**Travail demandé:**
**1)** Indiquez si chacune des affirmations suivantes concorde avec le texte sur l'exégèse, en répondant par oui ou par non et en citant les mots du texte qui tranchent. (a) L'exégèse a pour seul but d'indiquer et de déterminer le sens du texte et les rapports logiques entre ses parties. (b) La ligne de démarcation entre l'exégèse et l'explication homilétique est parfaitement nette. (c) L'explication homilétique part des résultats obtenus par l'exégèse.
**2)** D'après le point numéroté 1 du texte sur l'exégèse, que donne ce mode de prédication à la prédication dans une paroisse ?

**Texte:**
────────────────

Mais maintenant il est plus important de distinguer notre étude de l’exégèse. Une explication exégétique peut ressembler beaucoup à une explication homilétique, mais à l’ordinaire, elle en diffère beaucoup. L’exégèse a bien ses limites tracées rigoureusement, de manière à ne pas entrer dans l’explication homilétique, cependant la ligne de démarcation n’est pas si distincte que les territoires ne se confondent jamais, quoique assez rarement. Ces deux genres peuvent incliner, tendre l’un vers l’autre ; toutefois l’exégèse proprement dite n’a pour but que d’indiquer et de déterminer le sens du texte et les rapports logiques entre les parties du texte ; mais l’explication homilétique part des résultats obtenus par l’exégèse, ou du moins elle ne fait que les mentionner pour les constater et les donne pour base à ses explications qui, pour ainsi dire, extraient le suc de ce sens donné, le justifient, le décomposent (le multiplient) et enfin l’appliquent. Voilà ce que fait le prédicateur[a].

[a] Il y a ici en marge des notes de l’auteu : « Meo sum pauper in aere » Horace.

Légitimité de ce mode de prédication.

Il réside dans le fait que, outre qu’il n’y en a pas de plus ancien :

  1. Il donne d’abord à la prédication dans une paroisse une suite propre à en augmenter l’intérêt et à soutenir l’attention des auditeurs.

────────────────

**Entrées enregistrées:**
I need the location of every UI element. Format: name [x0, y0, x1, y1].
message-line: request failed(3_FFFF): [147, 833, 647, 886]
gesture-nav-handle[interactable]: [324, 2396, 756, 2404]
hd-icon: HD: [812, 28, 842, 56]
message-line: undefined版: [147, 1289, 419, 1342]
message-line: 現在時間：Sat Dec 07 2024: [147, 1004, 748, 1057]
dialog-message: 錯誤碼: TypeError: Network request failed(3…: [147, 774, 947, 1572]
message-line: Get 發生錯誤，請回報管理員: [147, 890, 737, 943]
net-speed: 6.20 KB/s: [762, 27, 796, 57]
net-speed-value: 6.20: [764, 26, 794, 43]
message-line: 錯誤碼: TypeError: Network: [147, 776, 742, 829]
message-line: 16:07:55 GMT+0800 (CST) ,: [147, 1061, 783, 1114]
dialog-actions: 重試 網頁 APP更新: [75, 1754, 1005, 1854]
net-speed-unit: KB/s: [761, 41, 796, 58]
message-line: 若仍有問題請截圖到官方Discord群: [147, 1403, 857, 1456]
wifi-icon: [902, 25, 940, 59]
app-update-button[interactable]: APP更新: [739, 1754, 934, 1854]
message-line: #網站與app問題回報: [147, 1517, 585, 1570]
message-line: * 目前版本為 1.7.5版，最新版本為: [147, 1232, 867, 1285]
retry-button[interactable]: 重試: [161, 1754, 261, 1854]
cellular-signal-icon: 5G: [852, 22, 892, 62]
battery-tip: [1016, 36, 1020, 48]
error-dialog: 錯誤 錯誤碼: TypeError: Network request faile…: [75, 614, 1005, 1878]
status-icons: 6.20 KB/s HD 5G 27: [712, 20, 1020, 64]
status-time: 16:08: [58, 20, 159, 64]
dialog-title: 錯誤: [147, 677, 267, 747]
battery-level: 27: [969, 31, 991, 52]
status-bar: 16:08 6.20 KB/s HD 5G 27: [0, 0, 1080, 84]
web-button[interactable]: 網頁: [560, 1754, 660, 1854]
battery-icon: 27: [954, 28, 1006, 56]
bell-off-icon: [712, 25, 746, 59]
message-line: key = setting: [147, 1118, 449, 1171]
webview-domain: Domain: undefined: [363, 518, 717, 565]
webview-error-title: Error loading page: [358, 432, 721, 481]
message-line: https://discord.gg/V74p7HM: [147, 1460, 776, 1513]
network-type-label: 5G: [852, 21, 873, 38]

────────────────

**Réponses attendues:**
**1)**
(a) Oui : « l’exégèse proprement dite n’a pour but que d’indiquer et de déterminer le sens du texte et les rapports logiques entre les parties du texte ».
(b) Non : « la ligne de démarcation n’est pas si distincte que les territoires ne se confondent jamais ».
(c) Oui : « l’explication homilétique part des résultats obtenus par l’exégèse ».

**2)** Une suite propre à en augmenter l'intérêt et à soutenir l'attention des auditeurs.